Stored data
---------------

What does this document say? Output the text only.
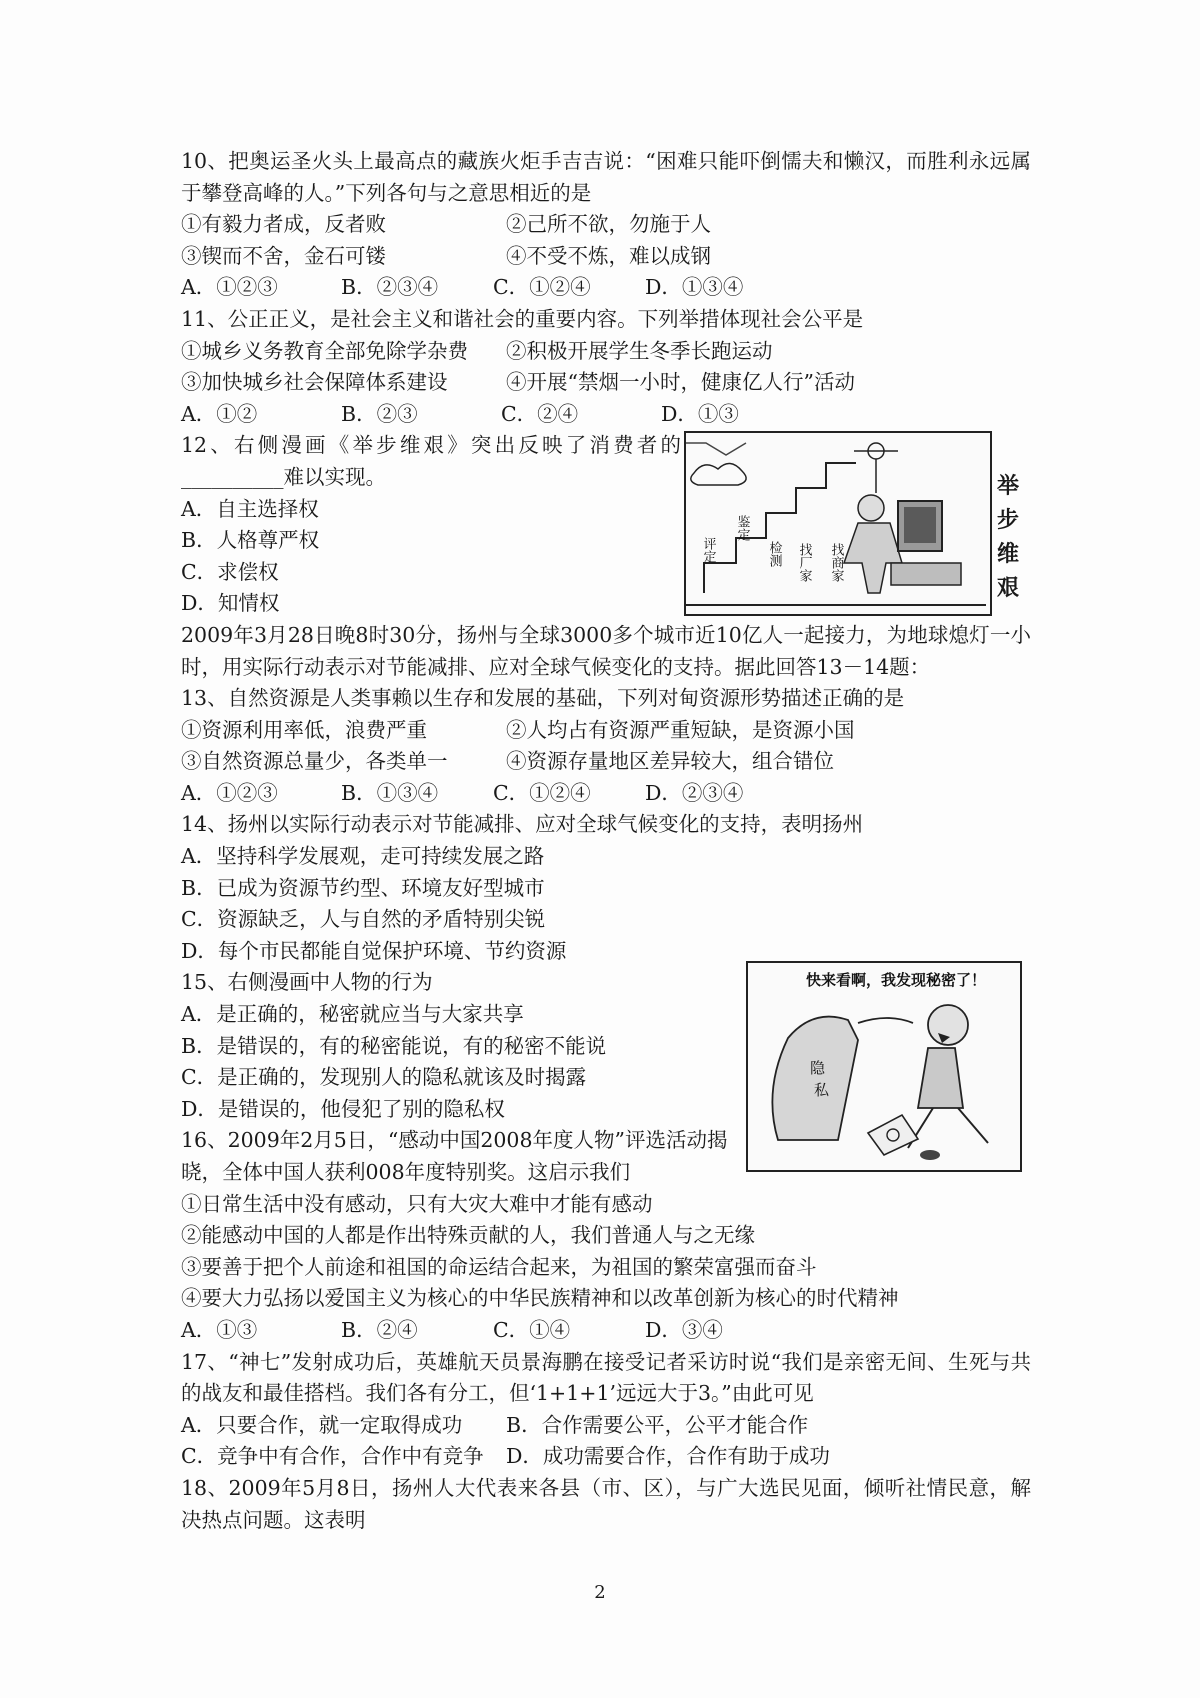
10、把奥运圣火头上最高点的藏族火炬手吉吉说：“困难只能吓倒懦夫和懒汉，而胜利永远属于攀登高峰的人。”下列各句与之意思相近的是

①有毅力者成，反者败	②己所不欲，勿施于人

③锲而不舍，金石可镂	④不受不炼，难以成钢

A．①②③	B．②③④	C．①②④	D．①③④

11、公正正义，是社会主义和谐社会的重要内容。下列举措体现社会公平是

①城乡义务教育全部免除学杂费 ②积极开展学生冬季长跑运动

③加快城乡社会保障体系建设	④开展“禁烟一小时，健康亿人行”活动

A．①②	B．②③	C．②④	D．①③

12、右侧漫画《举步维艰》突出反映了消费者的__________难以实现。

A．自主选择权

B．人格尊严权

C．求偿权

D．知情权

2009年3月28日晚8时30分，扬州与全球3000多个城市近10亿人一起接力，为地球熄灯一小时，用实际行动表示对节能减排、应对全球气候变化的支持。据此回答13－14题：

13、自然资源是人类事赖以生存和发展的基础，下列对甸资源形势描述正确的是

①资源利用率低，浪费严重	②人均占有资源严重短缺，是资源小国

③自然资源总量少，各类单一	④资源存量地区差异较大，组合错位

A．①②③	B．①③④	C．①②④	D．②③④

14、扬州以实际行动表示对节能减排、应对全球气候变化的支持，表明扬州

A．坚持科学发展观，走可持续发展之路

B．已成为资源节约型、环境友好型城市

C．资源缺乏，人与自然的矛盾特别尖锐

D．每个市民都能自觉保护环境、节约资源

15、右侧漫画中人物的行为

A．是正确的，秘密就应当与大家共享

B．是错误的，有的秘密能说，有的秘密不能说

C．是正确的，发现别人的隐私就该及时揭露

D．是错误的，他侵犯了别的隐私权

16、2009年2月5日，“感动中国2008年度人物”评选活动揭

晓，全体中国人获利008年度特别奖。这启示我们

①日常生活中没有感动，只有大灾大难中才能有感动

②能感动中国的人都是作出特殊贡献的人，我们普通人与之无缘

③要善于把个人前途和祖国的命运结合起来，为祖国的繁荣富强而奋斗

④要大力弘扬以爱国主义为核心的中华民族精神和以改革创新为核心的时代精神

A．①③	B．②④	C．①④	D．③④

17、“神七”发射成功后，英雄航天员景海鹏在接受记者采访时说“我们是亲密无间、生死与共的战友和最佳搭档。我们各有分工，但‘1+1+1’远远大于3。”由此可见

A．只要合作，就一定取得成功 B．合作需要公平，公平才能合作

C．竞争中有合作，合作中有竞争 D．成功需要合作，合作有助于成功

18、2009年5月8日，扬州人大代表来各县（市、区），与广大选民见面，倾听社情民意，解决热点问题。这表明

评定
鉴定
检测 找厂家 找商家
举
步
维
艰
快来看啊，我发现秘密了！
隐
私
2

---------------

WHAT THE TASK REQUIRES: Reproduce the whole listing above word for word, but not its pictures.

TASK RESULT:
What does this document say? Output the text only.
10、把奥运圣火头上最高点的藏族火炬手吉吉说：“困难只能吓倒懦夫和懒汉，而胜利永远属于攀登高峰的人。”下列各句与之意思相近的是

①有毅力者成，反者败	②己所不欲，勿施于人

③锲而不舍，金石可镂	④不受不炼，难以成钢

A．①②③	B．②③④	C．①②④	D．①③④

11、公正正义，是社会主义和谐社会的重要内容。下列举措体现社会公平是

①城乡义务教育全部免除学杂费 ②积极开展学生冬季长跑运动

③加快城乡社会保障体系建设	④开展“禁烟一小时，健康亿人行”活动

A．①②	B．②③	C．②④	D．①③

12、右侧漫画《举步维艰》突出反映了消费者的__________难以实现。

A．自主选择权

B．人格尊严权

C．求偿权

D．知情权

2009年3月28日晚8时30分，扬州与全球3000多个城市近10亿人一起接力，为地球熄灯一小时，用实际行动表示对节能减排、应对全球气候变化的支持。据此回答13－14题：

13、自然资源是人类事赖以生存和发展的基础，下列对甸资源形势描述正确的是

①资源利用率低，浪费严重	②人均占有资源严重短缺，是资源小国

③自然资源总量少，各类单一	④资源存量地区差异较大，组合错位

A．①②③	B．①③④	C．①②④	D．②③④

14、扬州以实际行动表示对节能减排、应对全球气候变化的支持，表明扬州

A．坚持科学发展观，走可持续发展之路

B．已成为资源节约型、环境友好型城市

C．资源缺乏，人与自然的矛盾特别尖锐

D．每个市民都能自觉保护环境、节约资源

15、右侧漫画中人物的行为

A．是正确的，秘密就应当与大家共享

B．是错误的，有的秘密能说，有的秘密不能说

C．是正确的，发现别人的隐私就该及时揭露

D．是错误的，他侵犯了别的隐私权

16、2009年2月5日，“感动中国2008年度人物”评选活动揭

晓，全体中国人获利008年度特别奖。这启示我们

①日常生活中没有感动，只有大灾大难中才能有感动

②能感动中国的人都是作出特殊贡献的人，我们普通人与之无缘

③要善于把个人前途和祖国的命运结合起来，为祖国的繁荣富强而奋斗

④要大力弘扬以爱国主义为核心的中华民族精神和以改革创新为核心的时代精神

A．①③	B．②④	C．①④	D．③④

17、“神七”发射成功后，英雄航天员景海鹏在接受记者采访时说“我们是亲密无间、生死与共的战友和最佳搭档。我们各有分工，但‘1+1+1’远远大于3。”由此可见

A．只要合作，就一定取得成功 B．合作需要公平，公平才能合作

C．竞争中有合作，合作中有竞争 D．成功需要合作，合作有助于成功

18、2009年5月8日，扬州人大代表来各县（市、区），与广大选民见面，倾听社情民意，解决热点问题。这表明

评定
鉴定
检测 找厂家 找商家
举
步
维
艰
快来看啊，我发现秘密了！
隐
私
2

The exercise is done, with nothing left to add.